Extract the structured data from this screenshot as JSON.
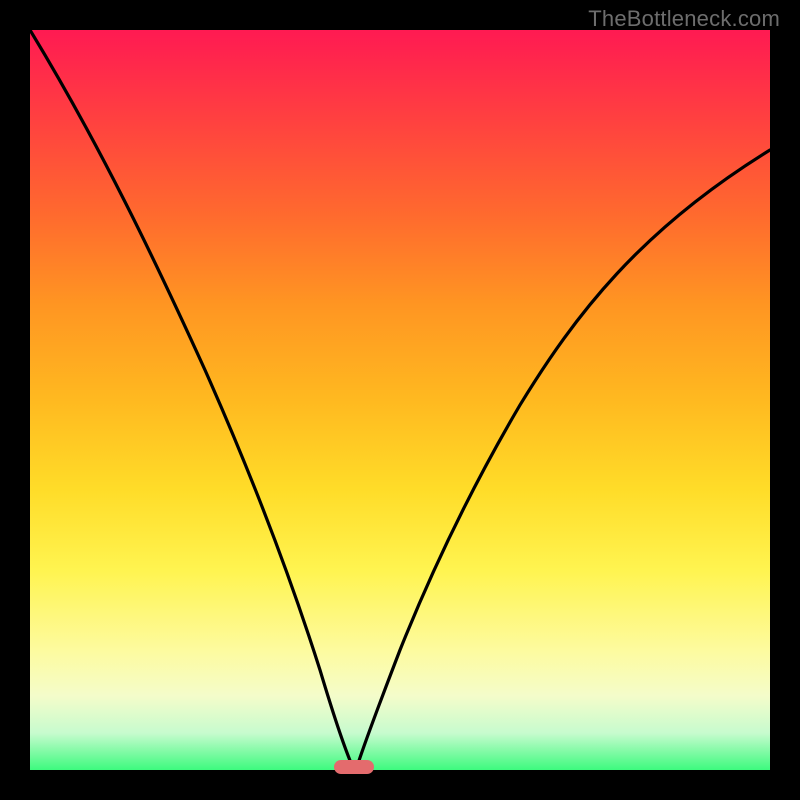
{
  "watermark": "TheBottleneck.com",
  "chart_data": {
    "type": "line",
    "title": "",
    "xlabel": "",
    "ylabel": "",
    "xlim": [
      0,
      100
    ],
    "ylim": [
      0,
      100
    ],
    "grid": false,
    "series": [
      {
        "name": "curve",
        "x": [
          0,
          5,
          10,
          15,
          20,
          25,
          30,
          35,
          40,
          43.8,
          44,
          44.5,
          48,
          52,
          58,
          65,
          72,
          80,
          88,
          95,
          100
        ],
        "values": [
          100,
          87,
          75,
          64,
          53,
          42,
          31,
          20,
          8,
          0,
          0,
          0.5,
          8,
          16,
          28,
          40,
          51,
          62,
          72,
          79,
          84
        ]
      }
    ],
    "marker": {
      "x": 43.8,
      "y": 0
    },
    "gradient_colors_top_to_bottom": [
      "#ff1a52",
      "#ff4040",
      "#ff6a2e",
      "#ff9522",
      "#ffb920",
      "#ffdc28",
      "#fff450",
      "#fdfba0",
      "#f4fcca",
      "#c7fbce",
      "#3dfa7e"
    ]
  }
}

--- DIRECTION ---
Reproduce the entries above word for word. Pictures stay out.

--- EXERCISE RESPONSE ---
Extract the structured data from this screenshot as JSON.
{
  "watermark": "TheBottleneck.com",
  "chart_data": {
    "type": "line",
    "title": "",
    "xlabel": "",
    "ylabel": "",
    "xlim": [
      0,
      100
    ],
    "ylim": [
      0,
      100
    ],
    "grid": false,
    "series": [
      {
        "name": "curve",
        "x": [
          0,
          5,
          10,
          15,
          20,
          25,
          30,
          35,
          40,
          43.8,
          44,
          44.5,
          48,
          52,
          58,
          65,
          72,
          80,
          88,
          95,
          100
        ],
        "values": [
          100,
          87,
          75,
          64,
          53,
          42,
          31,
          20,
          8,
          0,
          0,
          0.5,
          8,
          16,
          28,
          40,
          51,
          62,
          72,
          79,
          84
        ]
      }
    ],
    "marker": {
      "x": 43.8,
      "y": 0
    },
    "gradient_colors_top_to_bottom": [
      "#ff1a52",
      "#ff4040",
      "#ff6a2e",
      "#ff9522",
      "#ffb920",
      "#ffdc28",
      "#fff450",
      "#fdfba0",
      "#f4fcca",
      "#c7fbce",
      "#3dfa7e"
    ]
  }
}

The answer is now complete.